-- Instruction --
Output the records. Match them exactly.

-- Source data --
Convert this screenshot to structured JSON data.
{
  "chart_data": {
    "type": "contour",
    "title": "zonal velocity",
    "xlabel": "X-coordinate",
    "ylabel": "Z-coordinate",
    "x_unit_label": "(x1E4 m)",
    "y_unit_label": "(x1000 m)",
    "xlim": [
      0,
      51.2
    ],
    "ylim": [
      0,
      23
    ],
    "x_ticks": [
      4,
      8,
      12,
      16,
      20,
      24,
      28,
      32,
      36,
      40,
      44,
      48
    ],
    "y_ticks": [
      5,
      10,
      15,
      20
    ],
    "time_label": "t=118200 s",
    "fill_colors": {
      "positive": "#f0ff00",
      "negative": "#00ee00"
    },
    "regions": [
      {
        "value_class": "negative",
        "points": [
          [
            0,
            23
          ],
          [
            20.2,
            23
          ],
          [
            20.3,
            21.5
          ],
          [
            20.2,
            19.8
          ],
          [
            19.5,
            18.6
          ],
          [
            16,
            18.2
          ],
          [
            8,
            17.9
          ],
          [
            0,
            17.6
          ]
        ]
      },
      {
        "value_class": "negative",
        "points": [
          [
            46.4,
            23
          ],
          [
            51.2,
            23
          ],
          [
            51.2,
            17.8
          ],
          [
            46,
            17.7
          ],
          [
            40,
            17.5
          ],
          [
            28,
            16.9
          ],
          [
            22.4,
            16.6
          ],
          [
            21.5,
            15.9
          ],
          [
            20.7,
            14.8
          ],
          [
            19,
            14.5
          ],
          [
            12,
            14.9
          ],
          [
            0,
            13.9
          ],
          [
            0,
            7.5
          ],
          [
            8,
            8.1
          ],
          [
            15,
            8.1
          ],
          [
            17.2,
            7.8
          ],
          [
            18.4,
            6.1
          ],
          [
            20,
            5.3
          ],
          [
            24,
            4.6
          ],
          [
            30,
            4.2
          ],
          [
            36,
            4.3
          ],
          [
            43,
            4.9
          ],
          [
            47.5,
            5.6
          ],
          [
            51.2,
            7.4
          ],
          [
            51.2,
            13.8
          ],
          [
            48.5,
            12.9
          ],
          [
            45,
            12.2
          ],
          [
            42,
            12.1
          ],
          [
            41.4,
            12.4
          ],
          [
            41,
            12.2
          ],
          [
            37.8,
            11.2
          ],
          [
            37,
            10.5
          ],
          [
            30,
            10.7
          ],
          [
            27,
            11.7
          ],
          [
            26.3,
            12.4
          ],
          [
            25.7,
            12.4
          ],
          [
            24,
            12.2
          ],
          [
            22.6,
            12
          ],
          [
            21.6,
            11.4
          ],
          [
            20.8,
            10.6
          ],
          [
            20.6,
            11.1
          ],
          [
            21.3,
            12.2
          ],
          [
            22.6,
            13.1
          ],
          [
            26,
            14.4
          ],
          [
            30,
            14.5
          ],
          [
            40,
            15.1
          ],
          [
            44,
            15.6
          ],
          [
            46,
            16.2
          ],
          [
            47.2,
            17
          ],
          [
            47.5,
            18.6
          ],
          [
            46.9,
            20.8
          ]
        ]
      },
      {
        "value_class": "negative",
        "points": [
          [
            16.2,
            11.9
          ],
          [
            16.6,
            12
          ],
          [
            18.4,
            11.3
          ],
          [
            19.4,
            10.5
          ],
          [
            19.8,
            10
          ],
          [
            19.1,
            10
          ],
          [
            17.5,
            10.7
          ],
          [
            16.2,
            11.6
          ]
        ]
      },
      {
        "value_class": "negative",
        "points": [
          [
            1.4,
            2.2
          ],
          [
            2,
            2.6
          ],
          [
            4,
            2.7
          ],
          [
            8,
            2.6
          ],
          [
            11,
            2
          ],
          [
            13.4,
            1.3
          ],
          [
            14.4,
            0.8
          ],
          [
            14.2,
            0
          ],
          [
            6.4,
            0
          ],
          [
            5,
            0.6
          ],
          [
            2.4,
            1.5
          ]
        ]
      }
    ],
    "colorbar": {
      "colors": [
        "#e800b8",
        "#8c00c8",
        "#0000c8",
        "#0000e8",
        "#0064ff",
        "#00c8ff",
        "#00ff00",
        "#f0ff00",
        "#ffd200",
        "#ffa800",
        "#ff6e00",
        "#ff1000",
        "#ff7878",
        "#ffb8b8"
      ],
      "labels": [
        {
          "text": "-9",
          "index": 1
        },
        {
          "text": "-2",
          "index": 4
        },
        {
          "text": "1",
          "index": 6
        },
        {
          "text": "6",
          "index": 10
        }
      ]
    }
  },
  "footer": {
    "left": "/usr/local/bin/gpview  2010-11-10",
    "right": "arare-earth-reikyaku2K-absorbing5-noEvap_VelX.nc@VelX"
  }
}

-- Response below --
Convert this screenshot to structured JSON data.
{
  "chart_data": {
    "type": "contour",
    "title": "zonal velocity",
    "xlabel": "X-coordinate",
    "ylabel": "Z-coordinate",
    "x_unit_label": "(x1E4 m)",
    "y_unit_label": "(x1000 m)",
    "xlim": [
      0,
      51.2
    ],
    "ylim": [
      0,
      23
    ],
    "x_ticks": [
      4,
      8,
      12,
      16,
      20,
      24,
      28,
      32,
      36,
      40,
      44,
      48
    ],
    "y_ticks": [
      5,
      10,
      15,
      20
    ],
    "time_label": "t=118200 s",
    "fill_colors": {
      "positive": "#f0ff00",
      "negative": "#00ee00"
    },
    "regions": [
      {
        "value_class": "negative",
        "points": [
          [
            0,
            23
          ],
          [
            20.2,
            23
          ],
          [
            20.3,
            21.5
          ],
          [
            20.2,
            19.8
          ],
          [
            19.5,
            18.6
          ],
          [
            16,
            18.2
          ],
          [
            8,
            17.9
          ],
          [
            0,
            17.6
          ]
        ]
      },
      {
        "value_class": "negative",
        "points": [
          [
            46.4,
            23
          ],
          [
            51.2,
            23
          ],
          [
            51.2,
            17.8
          ],
          [
            46,
            17.7
          ],
          [
            40,
            17.5
          ],
          [
            28,
            16.9
          ],
          [
            22.4,
            16.6
          ],
          [
            21.5,
            15.9
          ],
          [
            20.7,
            14.8
          ],
          [
            19,
            14.5
          ],
          [
            12,
            14.9
          ],
          [
            0,
            13.9
          ],
          [
            0,
            7.5
          ],
          [
            8,
            8.1
          ],
          [
            15,
            8.1
          ],
          [
            17.2,
            7.8
          ],
          [
            18.4,
            6.1
          ],
          [
            20,
            5.3
          ],
          [
            24,
            4.6
          ],
          [
            30,
            4.2
          ],
          [
            36,
            4.3
          ],
          [
            43,
            4.9
          ],
          [
            47.5,
            5.6
          ],
          [
            51.2,
            7.4
          ],
          [
            51.2,
            13.8
          ],
          [
            48.5,
            12.9
          ],
          [
            45,
            12.2
          ],
          [
            42,
            12.1
          ],
          [
            41.4,
            12.4
          ],
          [
            41,
            12.2
          ],
          [
            37.8,
            11.2
          ],
          [
            37,
            10.5
          ],
          [
            30,
            10.7
          ],
          [
            27,
            11.7
          ],
          [
            26.3,
            12.4
          ],
          [
            25.7,
            12.4
          ],
          [
            24,
            12.2
          ],
          [
            22.6,
            12
          ],
          [
            21.6,
            11.4
          ],
          [
            20.8,
            10.6
          ],
          [
            20.6,
            11.1
          ],
          [
            21.3,
            12.2
          ],
          [
            22.6,
            13.1
          ],
          [
            26,
            14.4
          ],
          [
            30,
            14.5
          ],
          [
            40,
            15.1
          ],
          [
            44,
            15.6
          ],
          [
            46,
            16.2
          ],
          [
            47.2,
            17
          ],
          [
            47.5,
            18.6
          ],
          [
            46.9,
            20.8
          ]
        ]
      },
      {
        "value_class": "negative",
        "points": [
          [
            16.2,
            11.9
          ],
          [
            16.6,
            12
          ],
          [
            18.4,
            11.3
          ],
          [
            19.4,
            10.5
          ],
          [
            19.8,
            10
          ],
          [
            19.1,
            10
          ],
          [
            17.5,
            10.7
          ],
          [
            16.2,
            11.6
          ]
        ]
      },
      {
        "value_class": "negative",
        "points": [
          [
            1.4,
            2.2
          ],
          [
            2,
            2.6
          ],
          [
            4,
            2.7
          ],
          [
            8,
            2.6
          ],
          [
            11,
            2
          ],
          [
            13.4,
            1.3
          ],
          [
            14.4,
            0.8
          ],
          [
            14.2,
            0
          ],
          [
            6.4,
            0
          ],
          [
            5,
            0.6
          ],
          [
            2.4,
            1.5
          ]
        ]
      }
    ],
    "colorbar": {
      "colors": [
        "#e800b8",
        "#8c00c8",
        "#0000c8",
        "#0000e8",
        "#0064ff",
        "#00c8ff",
        "#00ff00",
        "#f0ff00",
        "#ffd200",
        "#ffa800",
        "#ff6e00",
        "#ff1000",
        "#ff7878",
        "#ffb8b8"
      ],
      "labels": [
        {
          "text": "-9",
          "index": 1
        },
        {
          "text": "-2",
          "index": 4
        },
        {
          "text": "1",
          "index": 6
        },
        {
          "text": "6",
          "index": 10
        }
      ]
    }
  },
  "footer": {
    "left": "/usr/local/bin/gpview  2010-11-10",
    "right": "arare-earth-reikyaku2K-absorbing5-noEvap_VelX.nc@VelX"
  }
}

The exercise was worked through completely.